Page excerpt:
Using the flush_multi_pass parser

The Spirit Repository contains the flush_multi_pass parser component. This is usable in conjunction with the multi_pass iterator to minimize the buffering. It allows to insert explicit synchronization points into your grammar where it is safe to clear any stored input as it is ensured that no backtracking can occur at this point anymore.

When the flush_multi_pass parser is used with multi_pass, it will call multi_pass::clear_queue(). This will cause any buffered data to be erased. This also will invalidate all other copies of multi_pass and they should not be used. If they are, an boost::illegal_backtracking exception will be thrown.

The multi_pass Policies

The multi_pass iterator is a templated class configurable using policies. The description of multi_pass above is how it was originally implemented (before it used policies), and is the default configuration now. But, multi_pass is capable of much more. Because of the open-ended nature of policies, you can write your own policy to make multi_pass behave in a way that we never before imagined.

The multi_pass class has two template parameters:

The multi_pass template parameters

Input: The type multi_pass uses to acquire it's input. This is typically an input iterator, or functor.
Policies: The combined policies to use to create an instance of a multi_pass iterator. This combined policy type is described below

It is possible to implement all of the required functionality of the combined policy in a single class. But it has shown to be more convenient to split this into four different groups of functions, i.e. four separate, but well coordinated policies. For this reason the multi_pass library implements a template iterator_policies::default_policy allowing to combine several different policies, each implementing one of the functionality groups:

Table 12. Policies needed for default_policy template

Template Parameter	Description
`OwnershipPolicy`	This policy determines how `multi_pass` deals with it's shared components.
`CheckingPolicy`	This policy determines how checking for invalid iterators is done.
`InputPolicy`	A class that defines how `multi_pass` acquires its input. The `InputPolicy` is parameterized by the `Input` template parameter to the `multi_pass`.
`StoragePolicy`	The buffering scheme used by `multi_pass` is determined and managed by the StoragePolicy.

The multi_pass library contains several predefined policy implementations for each of the policy types as described above. First we will describe those predefined types. Afterwards we will give some guidelines how you can write your own policy implementations.

Predefined policies

All predefined multi_pass policies are defined in the namespace boost::spirit::iterator_policies.

Table 13. Predefined policy classes

Class name	Description
InputPolicy classes
`input_iterator`	This policy directs `multi_pass` to read from an input iterator of type `Input`.
`buffering_input_iterator`	This policy directs `multi_pass` to read from an input iterator of type `Input`. Additionally it buffers the last character received from the underlying iterator. This allows to wrap iterators not buffering the last character on their own (as `std::istreambuf_iterator`).
`istream`	This policy directs `multi_pass` to read from an input stream of type `Input` (usually a `std::basic_istream`).
`lex_input`	This policy obtains it's input by calling yylex(), which would typically be provided by a scanner generated by Flex. If you use this policy your code must link against a Flex generated scanner.

What to work on:
A. In the multi_pass text, what namespace holds all of the predefined multi_pass policies?
B. Quote the records from their first line through the line that contains "- x-tick-label: 47: [976, 613, 989, 625]", including both of those lines.
The multi_pass text and the records have no connection to each other.

Labeled region records
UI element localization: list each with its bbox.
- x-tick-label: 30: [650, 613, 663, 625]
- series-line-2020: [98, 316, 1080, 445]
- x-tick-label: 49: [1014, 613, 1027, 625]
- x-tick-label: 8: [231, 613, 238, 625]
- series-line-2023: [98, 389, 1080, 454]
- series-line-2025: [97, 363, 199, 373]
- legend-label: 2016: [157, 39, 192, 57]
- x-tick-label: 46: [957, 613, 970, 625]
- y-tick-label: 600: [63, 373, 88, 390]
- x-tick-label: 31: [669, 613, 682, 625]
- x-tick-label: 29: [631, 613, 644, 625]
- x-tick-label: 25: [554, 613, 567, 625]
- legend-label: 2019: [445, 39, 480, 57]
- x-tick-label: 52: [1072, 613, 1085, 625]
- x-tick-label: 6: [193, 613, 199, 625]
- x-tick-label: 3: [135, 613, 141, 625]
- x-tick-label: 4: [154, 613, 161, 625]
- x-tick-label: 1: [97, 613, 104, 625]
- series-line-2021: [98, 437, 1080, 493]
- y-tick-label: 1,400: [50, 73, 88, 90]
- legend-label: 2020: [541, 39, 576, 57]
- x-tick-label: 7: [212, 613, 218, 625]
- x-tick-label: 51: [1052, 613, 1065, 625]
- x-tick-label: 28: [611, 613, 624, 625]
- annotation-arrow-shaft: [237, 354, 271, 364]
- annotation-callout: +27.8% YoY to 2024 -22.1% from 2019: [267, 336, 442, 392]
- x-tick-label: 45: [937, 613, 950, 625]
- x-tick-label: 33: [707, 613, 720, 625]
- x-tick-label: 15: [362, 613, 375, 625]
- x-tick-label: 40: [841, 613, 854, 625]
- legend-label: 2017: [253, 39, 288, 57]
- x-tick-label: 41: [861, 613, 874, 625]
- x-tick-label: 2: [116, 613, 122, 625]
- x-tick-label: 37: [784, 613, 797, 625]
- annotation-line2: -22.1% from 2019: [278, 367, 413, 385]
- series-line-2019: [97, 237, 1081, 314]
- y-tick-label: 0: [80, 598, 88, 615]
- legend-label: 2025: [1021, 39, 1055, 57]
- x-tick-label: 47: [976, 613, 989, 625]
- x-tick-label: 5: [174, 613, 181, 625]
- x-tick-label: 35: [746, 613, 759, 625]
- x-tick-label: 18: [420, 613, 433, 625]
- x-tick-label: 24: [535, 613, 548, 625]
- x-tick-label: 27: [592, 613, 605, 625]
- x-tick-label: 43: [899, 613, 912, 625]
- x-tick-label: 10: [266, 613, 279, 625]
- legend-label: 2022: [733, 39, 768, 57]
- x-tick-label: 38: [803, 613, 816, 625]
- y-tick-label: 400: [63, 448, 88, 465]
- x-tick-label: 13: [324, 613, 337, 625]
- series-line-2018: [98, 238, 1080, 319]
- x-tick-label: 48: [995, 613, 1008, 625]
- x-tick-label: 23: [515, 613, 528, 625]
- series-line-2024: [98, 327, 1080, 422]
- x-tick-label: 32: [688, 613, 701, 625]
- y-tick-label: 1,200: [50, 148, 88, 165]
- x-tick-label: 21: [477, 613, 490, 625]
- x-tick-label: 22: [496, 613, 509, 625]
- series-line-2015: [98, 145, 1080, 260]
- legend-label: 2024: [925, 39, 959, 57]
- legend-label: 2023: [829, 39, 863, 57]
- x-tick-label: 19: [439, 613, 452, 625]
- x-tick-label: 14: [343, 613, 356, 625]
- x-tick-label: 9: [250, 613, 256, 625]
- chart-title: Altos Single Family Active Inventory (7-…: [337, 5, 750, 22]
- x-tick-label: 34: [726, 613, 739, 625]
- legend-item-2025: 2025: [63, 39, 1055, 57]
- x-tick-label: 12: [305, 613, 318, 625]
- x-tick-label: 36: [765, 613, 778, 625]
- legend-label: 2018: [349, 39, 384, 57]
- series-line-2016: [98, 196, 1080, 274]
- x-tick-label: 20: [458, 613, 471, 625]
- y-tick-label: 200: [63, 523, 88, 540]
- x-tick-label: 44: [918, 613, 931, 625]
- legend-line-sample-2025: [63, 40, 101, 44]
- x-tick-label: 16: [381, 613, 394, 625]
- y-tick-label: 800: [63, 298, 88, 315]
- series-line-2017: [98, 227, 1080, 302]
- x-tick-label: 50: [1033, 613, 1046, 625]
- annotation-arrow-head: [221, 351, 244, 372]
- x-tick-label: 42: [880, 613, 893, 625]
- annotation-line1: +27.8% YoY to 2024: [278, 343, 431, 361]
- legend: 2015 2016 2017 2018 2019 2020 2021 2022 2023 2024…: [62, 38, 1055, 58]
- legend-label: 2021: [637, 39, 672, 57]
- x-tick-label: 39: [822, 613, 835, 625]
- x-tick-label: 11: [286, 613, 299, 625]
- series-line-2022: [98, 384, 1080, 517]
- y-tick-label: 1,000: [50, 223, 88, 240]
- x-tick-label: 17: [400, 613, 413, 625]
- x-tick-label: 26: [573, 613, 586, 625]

Solution set:
A. boost::spirit::iterator_policies

B.
UI element localization: list each with its bbox.
- x-tick-label: 30: [650, 613, 663, 625]
- series-line-2020: [98, 316, 1080, 445]
- x-tick-label: 49: [1014, 613, 1027, 625]
- x-tick-label: 8: [231, 613, 238, 625]
- series-line-2023: [98, 389, 1080, 454]
- series-line-2025: [97, 363, 199, 373]
- legend-label: 2016: [157, 39, 192, 57]
- x-tick-label: 46: [957, 613, 970, 625]
- y-tick-label: 600: [63, 373, 88, 390]
- x-tick-label: 31: [669, 613, 682, 625]
- x-tick-label: 29: [631, 613, 644, 625]
- x-tick-label: 25: [554, 613, 567, 625]
- legend-label: 2019: [445, 39, 480, 57]
- x-tick-label: 52: [1072, 613, 1085, 625]
- x-tick-label: 6: [193, 613, 199, 625]
- x-tick-label: 3: [135, 613, 141, 625]
- x-tick-label: 4: [154, 613, 161, 625]
- x-tick-label: 1: [97, 613, 104, 625]
- series-line-2021: [98, 437, 1080, 493]
- y-tick-label: 1,400: [50, 73, 88, 90]
- legend-label: 2020: [541, 39, 576, 57]
- x-tick-label: 7: [212, 613, 218, 625]
- x-tick-label: 51: [1052, 613, 1065, 625]
- x-tick-label: 28: [611, 613, 624, 625]
- annotation-arrow-shaft: [237, 354, 271, 364]
- annotation-callout: +27.8% YoY to 2024 -22.1% from 2019: [267, 336, 442, 392]
- x-tick-label: 45: [937, 613, 950, 625]
- x-tick-label: 33: [707, 613, 720, 625]
- x-tick-label: 15: [362, 613, 375, 625]
- x-tick-label: 40: [841, 613, 854, 625]
- legend-label: 2017: [253, 39, 288, 57]
- x-tick-label: 41: [861, 613, 874, 625]
- x-tick-label: 2: [116, 613, 122, 625]
- x-tick-label: 37: [784, 613, 797, 625]
- annotation-line2: -22.1% from 2019: [278, 367, 413, 385]
- series-line-2019: [97, 237, 1081, 314]
- y-tick-label: 0: [80, 598, 88, 615]
- legend-label: 2025: [1021, 39, 1055, 57]
- x-tick-label: 47: [976, 613, 989, 625]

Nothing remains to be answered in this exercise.